>>

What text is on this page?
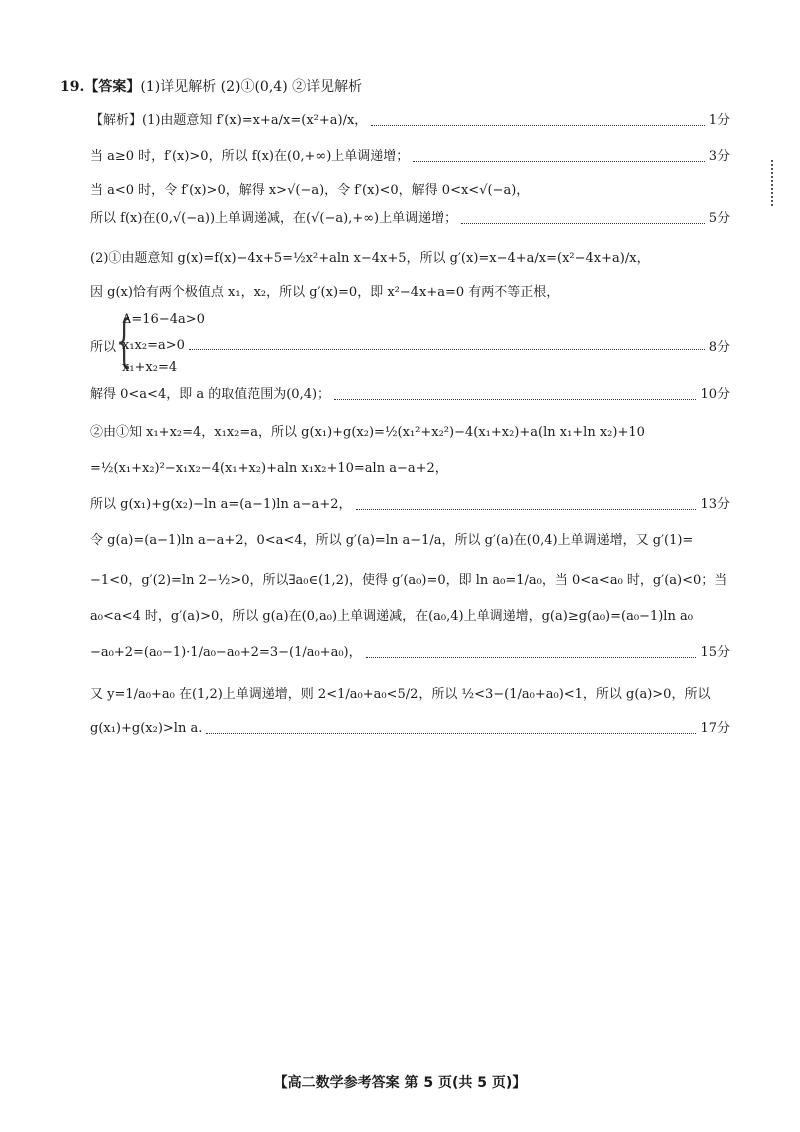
19.【答案】(1)详见解析 (2)①(0,4) ②详见解析
【解析】(1)由题意知 f′(x)=x+a/x=(x²+a)/x，	1分
当 a≥0 时，f′(x)>0，所以 f(x)在(0,+∞)上单调递增；	3分
当 a<0 时，令 f′(x)>0，解得 x>√(−a)，令 f′(x)<0，解得 0<x<√(−a)，
所以 f(x)在(0,√(−a))上单调递减，在(√(−a),+∞)上单调递增；	5分
(2)①由题意知 g(x)=f(x)−4x+5=½x²+aln x−4x+5，所以 g′(x)=x−4+a/x=(x²−4x+a)/x，
因 g(x)恰有两个极值点 x₁，x₂，所以 g′(x)=0，即 x²−4x+a=0 有两不等正根，
所以 {
Δ=16−4a>0
x₁x₂=a>0	8分
x₁+x₂=4
解得 0<a<4，即 a 的取值范围为(0,4)；	10分
②由①知 x₁+x₂=4，x₁x₂=a，所以 g(x₁)+g(x₂)=½(x₁²+x₂²)−4(x₁+x₂)+a(ln x₁+ln x₂)+10
=½(x₁+x₂)²−x₁x₂−4(x₁+x₂)+aln x₁x₂+10=aln a−a+2，
所以 g(x₁)+g(x₂)−ln a=(a−1)ln a−a+2，	13分
令 g(a)=(a−1)ln a−a+2，0<a<4，所以 g′(a)=ln a−1/a，所以 g′(a)在(0,4)上单调递增，又 g′(1)=
−1<0，g′(2)=ln 2−½>0，所以∃a₀∈(1,2)，使得 g′(a₀)=0，即 ln a₀=1/a₀，当 0<a<a₀ 时，g′(a)<0；当
a₀<a<4 时，g′(a)>0，所以 g(a)在(0,a₀)上单调递减，在(a₀,4)上单调递增，g(a)≥g(a₀)=(a₀−1)ln a₀
−a₀+2=(a₀−1)·1/a₀−a₀+2=3−(1/a₀+a₀)，	15分
又 y=1/a₀+a₀ 在(1,2)上单调递增，则 2<1/a₀+a₀<5/2，所以 ½<3−(1/a₀+a₀)<1，所以 g(a)>0，所以
g(x₁)+g(x₂)>ln a.	17分
【高二数学参考答案 第 5 页(共 5 页)】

<<

Exercise goal: Reproduce the whole listing word for word, setting aside any pictures.

Completed exercise:
What text is on this page?
19.【答案】(1)详见解析 (2)①(0,4) ②详见解析
【解析】(1)由题意知 f′(x)=x+a/x=(x²+a)/x，	1分
当 a≥0 时，f′(x)>0，所以 f(x)在(0,+∞)上单调递增；	3分
当 a<0 时，令 f′(x)>0，解得 x>√(−a)，令 f′(x)<0，解得 0<x<√(−a)，
所以 f(x)在(0,√(−a))上单调递减，在(√(−a),+∞)上单调递增；	5分
(2)①由题意知 g(x)=f(x)−4x+5=½x²+aln x−4x+5，所以 g′(x)=x−4+a/x=(x²−4x+a)/x，
因 g(x)恰有两个极值点 x₁，x₂，所以 g′(x)=0，即 x²−4x+a=0 有两不等正根，
所以 {
Δ=16−4a>0
x₁x₂=a>0	8分
x₁+x₂=4
解得 0<a<4，即 a 的取值范围为(0,4)；	10分
②由①知 x₁+x₂=4，x₁x₂=a，所以 g(x₁)+g(x₂)=½(x₁²+x₂²)−4(x₁+x₂)+a(ln x₁+ln x₂)+10
=½(x₁+x₂)²−x₁x₂−4(x₁+x₂)+aln x₁x₂+10=aln a−a+2，
所以 g(x₁)+g(x₂)−ln a=(a−1)ln a−a+2，	13分
令 g(a)=(a−1)ln a−a+2，0<a<4，所以 g′(a)=ln a−1/a，所以 g′(a)在(0,4)上单调递增，又 g′(1)=
−1<0，g′(2)=ln 2−½>0，所以∃a₀∈(1,2)，使得 g′(a₀)=0，即 ln a₀=1/a₀，当 0<a<a₀ 时，g′(a)<0；当
a₀<a<4 时，g′(a)>0，所以 g(a)在(0,a₀)上单调递减，在(a₀,4)上单调递增，g(a)≥g(a₀)=(a₀−1)ln a₀
−a₀+2=(a₀−1)·1/a₀−a₀+2=3−(1/a₀+a₀)，	15分
又 y=1/a₀+a₀ 在(1,2)上单调递增，则 2<1/a₀+a₀<5/2，所以 ½<3−(1/a₀+a₀)<1，所以 g(a)>0，所以
g(x₁)+g(x₂)>ln a.	17分
【高二数学参考答案 第 5 页(共 5 页)】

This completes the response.